(Entries taken from a collection)
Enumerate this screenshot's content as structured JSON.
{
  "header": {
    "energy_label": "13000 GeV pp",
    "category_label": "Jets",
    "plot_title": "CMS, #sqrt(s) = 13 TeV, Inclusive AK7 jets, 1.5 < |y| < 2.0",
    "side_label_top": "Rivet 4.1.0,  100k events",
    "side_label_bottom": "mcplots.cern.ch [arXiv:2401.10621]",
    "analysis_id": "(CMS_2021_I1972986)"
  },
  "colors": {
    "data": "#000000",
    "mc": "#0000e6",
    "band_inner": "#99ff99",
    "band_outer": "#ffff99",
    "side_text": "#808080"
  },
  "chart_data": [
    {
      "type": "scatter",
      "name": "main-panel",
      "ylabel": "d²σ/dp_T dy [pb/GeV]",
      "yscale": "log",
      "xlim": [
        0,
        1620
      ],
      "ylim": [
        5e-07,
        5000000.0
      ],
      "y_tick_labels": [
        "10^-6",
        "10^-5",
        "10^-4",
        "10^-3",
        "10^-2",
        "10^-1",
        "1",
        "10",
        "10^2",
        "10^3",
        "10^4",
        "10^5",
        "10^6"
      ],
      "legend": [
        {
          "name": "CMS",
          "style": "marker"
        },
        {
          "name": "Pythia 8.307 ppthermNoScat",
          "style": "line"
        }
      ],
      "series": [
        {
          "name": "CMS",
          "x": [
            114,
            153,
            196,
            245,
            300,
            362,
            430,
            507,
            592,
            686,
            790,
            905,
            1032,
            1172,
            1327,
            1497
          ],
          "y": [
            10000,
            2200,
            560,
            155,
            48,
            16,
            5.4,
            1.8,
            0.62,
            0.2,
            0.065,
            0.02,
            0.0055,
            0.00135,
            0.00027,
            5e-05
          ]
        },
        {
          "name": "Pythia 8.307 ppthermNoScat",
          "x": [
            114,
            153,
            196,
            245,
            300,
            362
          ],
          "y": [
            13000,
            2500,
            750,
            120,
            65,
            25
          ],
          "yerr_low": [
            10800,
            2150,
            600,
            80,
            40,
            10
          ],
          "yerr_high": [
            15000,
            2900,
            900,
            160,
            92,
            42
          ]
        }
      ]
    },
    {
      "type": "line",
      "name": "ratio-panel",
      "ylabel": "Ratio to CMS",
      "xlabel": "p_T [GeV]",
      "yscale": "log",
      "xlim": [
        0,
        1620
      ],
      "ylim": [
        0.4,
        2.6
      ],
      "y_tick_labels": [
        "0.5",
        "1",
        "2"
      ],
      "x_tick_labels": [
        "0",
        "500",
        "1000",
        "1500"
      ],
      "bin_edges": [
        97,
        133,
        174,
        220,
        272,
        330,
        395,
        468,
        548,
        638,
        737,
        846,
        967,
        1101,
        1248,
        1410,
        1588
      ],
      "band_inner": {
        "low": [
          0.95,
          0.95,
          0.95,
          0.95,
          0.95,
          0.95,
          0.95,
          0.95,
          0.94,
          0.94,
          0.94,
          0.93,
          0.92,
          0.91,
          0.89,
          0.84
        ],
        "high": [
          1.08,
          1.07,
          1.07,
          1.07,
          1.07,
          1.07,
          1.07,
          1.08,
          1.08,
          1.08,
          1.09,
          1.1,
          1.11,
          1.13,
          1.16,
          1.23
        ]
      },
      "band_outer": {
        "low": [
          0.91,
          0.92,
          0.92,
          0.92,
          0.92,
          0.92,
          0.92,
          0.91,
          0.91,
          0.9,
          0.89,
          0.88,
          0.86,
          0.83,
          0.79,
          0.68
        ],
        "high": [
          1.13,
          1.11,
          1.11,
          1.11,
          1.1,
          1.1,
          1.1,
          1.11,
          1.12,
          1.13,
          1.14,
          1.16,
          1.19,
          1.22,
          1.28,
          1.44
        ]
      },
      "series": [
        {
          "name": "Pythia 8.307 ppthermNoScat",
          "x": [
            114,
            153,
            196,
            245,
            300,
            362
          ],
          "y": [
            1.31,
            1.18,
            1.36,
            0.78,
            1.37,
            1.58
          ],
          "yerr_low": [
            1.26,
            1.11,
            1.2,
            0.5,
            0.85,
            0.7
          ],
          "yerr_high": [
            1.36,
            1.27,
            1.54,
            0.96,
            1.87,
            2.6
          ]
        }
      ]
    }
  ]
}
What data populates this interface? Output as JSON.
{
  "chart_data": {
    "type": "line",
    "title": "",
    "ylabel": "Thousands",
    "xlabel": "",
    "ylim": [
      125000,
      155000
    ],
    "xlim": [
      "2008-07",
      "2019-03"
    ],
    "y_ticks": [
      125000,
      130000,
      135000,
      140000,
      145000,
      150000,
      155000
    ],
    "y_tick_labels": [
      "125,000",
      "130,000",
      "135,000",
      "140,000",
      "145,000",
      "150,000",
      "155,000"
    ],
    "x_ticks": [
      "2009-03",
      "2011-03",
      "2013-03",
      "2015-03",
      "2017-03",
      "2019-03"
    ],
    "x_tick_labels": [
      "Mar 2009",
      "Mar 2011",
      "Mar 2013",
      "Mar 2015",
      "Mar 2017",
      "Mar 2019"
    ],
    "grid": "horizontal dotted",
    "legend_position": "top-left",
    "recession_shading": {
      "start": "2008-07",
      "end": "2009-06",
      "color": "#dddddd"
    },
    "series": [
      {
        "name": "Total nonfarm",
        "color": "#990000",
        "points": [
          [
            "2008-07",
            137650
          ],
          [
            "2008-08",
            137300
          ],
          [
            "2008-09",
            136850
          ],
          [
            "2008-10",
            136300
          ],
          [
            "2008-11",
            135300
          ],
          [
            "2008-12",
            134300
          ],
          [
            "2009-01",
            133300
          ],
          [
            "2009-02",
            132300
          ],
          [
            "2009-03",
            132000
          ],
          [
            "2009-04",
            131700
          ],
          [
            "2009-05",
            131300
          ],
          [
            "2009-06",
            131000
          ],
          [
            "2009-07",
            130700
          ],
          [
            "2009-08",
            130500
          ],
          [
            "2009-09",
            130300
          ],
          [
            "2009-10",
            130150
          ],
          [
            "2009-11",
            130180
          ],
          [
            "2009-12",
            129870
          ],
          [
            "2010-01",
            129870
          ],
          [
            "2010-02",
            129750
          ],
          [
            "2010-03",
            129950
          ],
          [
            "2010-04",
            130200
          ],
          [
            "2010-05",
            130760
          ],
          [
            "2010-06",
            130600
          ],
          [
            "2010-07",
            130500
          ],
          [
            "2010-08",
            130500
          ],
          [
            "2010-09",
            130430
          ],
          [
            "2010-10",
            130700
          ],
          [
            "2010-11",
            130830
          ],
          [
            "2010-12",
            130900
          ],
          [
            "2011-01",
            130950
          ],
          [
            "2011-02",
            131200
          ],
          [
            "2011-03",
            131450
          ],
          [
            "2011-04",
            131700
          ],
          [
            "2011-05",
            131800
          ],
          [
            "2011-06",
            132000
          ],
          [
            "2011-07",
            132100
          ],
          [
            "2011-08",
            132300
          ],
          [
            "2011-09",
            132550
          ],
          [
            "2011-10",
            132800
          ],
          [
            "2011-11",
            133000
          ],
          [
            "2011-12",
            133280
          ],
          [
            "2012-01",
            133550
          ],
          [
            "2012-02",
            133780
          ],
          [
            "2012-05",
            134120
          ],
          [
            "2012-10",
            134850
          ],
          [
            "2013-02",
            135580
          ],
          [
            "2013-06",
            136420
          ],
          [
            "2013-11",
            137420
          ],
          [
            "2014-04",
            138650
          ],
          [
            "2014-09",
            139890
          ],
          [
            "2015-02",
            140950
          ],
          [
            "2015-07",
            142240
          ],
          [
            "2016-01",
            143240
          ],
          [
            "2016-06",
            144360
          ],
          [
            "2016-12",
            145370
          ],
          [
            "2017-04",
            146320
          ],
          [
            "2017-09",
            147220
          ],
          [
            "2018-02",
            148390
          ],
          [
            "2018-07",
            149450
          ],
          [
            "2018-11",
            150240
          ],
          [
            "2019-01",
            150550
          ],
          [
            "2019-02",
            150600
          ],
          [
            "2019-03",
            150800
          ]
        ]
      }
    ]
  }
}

## CHALLENGE
Copy every line from the entries that contains the word "ylabel".

## WORKED SOLUTION
      "ylabel": "d²σ/dp_T dy [pb/GeV]",
      "ylabel": "Ratio to CMS",
    "ylabel": "Thousands",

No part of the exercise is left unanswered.